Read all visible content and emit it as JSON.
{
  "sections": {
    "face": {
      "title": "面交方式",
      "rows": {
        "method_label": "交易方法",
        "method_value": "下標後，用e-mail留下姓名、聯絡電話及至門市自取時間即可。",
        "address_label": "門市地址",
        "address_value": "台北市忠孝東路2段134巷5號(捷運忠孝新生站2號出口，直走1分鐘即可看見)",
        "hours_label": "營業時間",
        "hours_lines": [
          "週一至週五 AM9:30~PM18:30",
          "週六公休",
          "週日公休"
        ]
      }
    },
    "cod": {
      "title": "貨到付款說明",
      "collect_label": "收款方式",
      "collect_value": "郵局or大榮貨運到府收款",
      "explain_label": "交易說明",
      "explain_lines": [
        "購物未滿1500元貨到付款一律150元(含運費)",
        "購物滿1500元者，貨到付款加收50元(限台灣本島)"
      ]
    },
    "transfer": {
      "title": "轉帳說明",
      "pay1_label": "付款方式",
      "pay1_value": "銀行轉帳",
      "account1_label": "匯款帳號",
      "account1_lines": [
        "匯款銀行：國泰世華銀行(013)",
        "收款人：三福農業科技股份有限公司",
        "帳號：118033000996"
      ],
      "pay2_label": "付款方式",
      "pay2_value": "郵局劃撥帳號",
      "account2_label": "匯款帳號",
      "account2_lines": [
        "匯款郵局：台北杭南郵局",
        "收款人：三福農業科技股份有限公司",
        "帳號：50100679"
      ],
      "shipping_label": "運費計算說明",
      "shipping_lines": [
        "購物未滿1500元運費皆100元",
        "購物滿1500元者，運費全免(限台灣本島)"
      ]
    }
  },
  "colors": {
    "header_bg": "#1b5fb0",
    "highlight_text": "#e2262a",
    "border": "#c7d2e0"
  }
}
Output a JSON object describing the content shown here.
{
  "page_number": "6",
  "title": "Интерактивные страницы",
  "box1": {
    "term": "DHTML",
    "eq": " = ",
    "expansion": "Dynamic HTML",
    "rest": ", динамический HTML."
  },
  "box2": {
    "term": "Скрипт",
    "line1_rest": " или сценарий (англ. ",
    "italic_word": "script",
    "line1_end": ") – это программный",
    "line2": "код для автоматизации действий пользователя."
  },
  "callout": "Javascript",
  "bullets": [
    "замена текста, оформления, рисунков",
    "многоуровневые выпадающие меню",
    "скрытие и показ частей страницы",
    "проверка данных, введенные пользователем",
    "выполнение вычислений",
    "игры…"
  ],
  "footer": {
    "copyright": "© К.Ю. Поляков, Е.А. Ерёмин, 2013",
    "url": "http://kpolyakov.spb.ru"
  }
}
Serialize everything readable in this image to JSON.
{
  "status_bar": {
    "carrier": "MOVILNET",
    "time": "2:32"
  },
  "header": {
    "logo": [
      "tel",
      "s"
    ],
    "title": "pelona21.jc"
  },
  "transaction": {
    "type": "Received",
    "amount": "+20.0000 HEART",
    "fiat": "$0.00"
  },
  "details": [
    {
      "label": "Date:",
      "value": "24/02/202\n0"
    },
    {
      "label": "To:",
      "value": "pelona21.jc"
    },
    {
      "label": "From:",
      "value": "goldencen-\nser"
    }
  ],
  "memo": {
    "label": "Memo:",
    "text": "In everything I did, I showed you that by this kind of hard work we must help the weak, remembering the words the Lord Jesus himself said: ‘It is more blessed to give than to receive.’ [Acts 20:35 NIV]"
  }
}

——

**Your objective:** Output all of the material, please, exactly as it stands.

**Exercise response:**
Read all visible content and emit it as JSON.
{
  "sections": {
    "face": {
      "title": "面交方式",
      "rows": {
        "method_label": "交易方法",
        "method_value": "下標後，用e-mail留下姓名、聯絡電話及至門市自取時間即可。",
        "address_label": "門市地址",
        "address_value": "台北市忠孝東路2段134巷5號(捷運忠孝新生站2號出口，直走1分鐘即可看見)",
        "hours_label": "營業時間",
        "hours_lines": [
          "週一至週五 AM9:30~PM18:30",
          "週六公休",
          "週日公休"
        ]
      }
    },
    "cod": {
      "title": "貨到付款說明",
      "collect_label": "收款方式",
      "collect_value": "郵局or大榮貨運到府收款",
      "explain_label": "交易說明",
      "explain_lines": [
        "購物未滿1500元貨到付款一律150元(含運費)",
        "購物滿1500元者，貨到付款加收50元(限台灣本島)"
      ]
    },
    "transfer": {
      "title": "轉帳說明",
      "pay1_label": "付款方式",
      "pay1_value": "銀行轉帳",
      "account1_label": "匯款帳號",
      "account1_lines": [
        "匯款銀行：國泰世華銀行(013)",
        "收款人：三福農業科技股份有限公司",
        "帳號：118033000996"
      ],
      "pay2_label": "付款方式",
      "pay2_value": "郵局劃撥帳號",
      "account2_label": "匯款帳號",
      "account2_lines": [
        "匯款郵局：台北杭南郵局",
        "收款人：三福農業科技股份有限公司",
        "帳號：50100679"
      ],
      "shipping_label": "運費計算說明",
      "shipping_lines": [
        "購物未滿1500元運費皆100元",
        "購物滿1500元者，運費全免(限台灣本島)"
      ]
    }
  },
  "colors": {
    "header_bg": "#1b5fb0",
    "highlight_text": "#e2262a",
    "border": "#c7d2e0"
  }
}
Output a JSON object describing the content shown here.
{
  "page_number": "6",
  "title": "Интерактивные страницы",
  "box1": {
    "term": "DHTML",
    "eq": " = ",
    "expansion": "Dynamic HTML",
    "rest": ", динамический HTML."
  },
  "box2": {
    "term": "Скрипт",
    "line1_rest": " или сценарий (англ. ",
    "italic_word": "script",
    "line1_end": ") – это программный",
    "line2": "код для автоматизации действий пользователя."
  },
  "callout": "Javascript",
  "bullets": [
    "замена текста, оформления, рисунков",
    "многоуровневые выпадающие меню",
    "скрытие и показ частей страницы",
    "проверка данных, введенные пользователем",
    "выполнение вычислений",
    "игры…"
  ],
  "footer": {
    "copyright": "© К.Ю. Поляков, Е.А. Ерёмин, 2013",
    "url": "http://kpolyakov.spb.ru"
  }
}
Serialize everything readable in this image to JSON.
{
  "status_bar": {
    "carrier": "MOVILNET",
    "time": "2:32"
  },
  "header": {
    "logo": [
      "tel",
      "s"
    ],
    "title": "pelona21.jc"
  },
  "transaction": {
    "type": "Received",
    "amount": "+20.0000 HEART",
    "fiat": "$0.00"
  },
  "details": [
    {
      "label": "Date:",
      "value": "24/02/202\n0"
    },
    {
      "label": "To:",
      "value": "pelona21.jc"
    },
    {
      "label": "From:",
      "value": "goldencen-\nser"
    }
  ],
  "memo": {
    "label": "Memo:",
    "text": "In everything I did, I showed you that by this kind of hard work we must help the weak, remembering the words the Lord Jesus himself said: ‘It is more blessed to give than to receive.’ [Acts 20:35 NIV]"
  }
}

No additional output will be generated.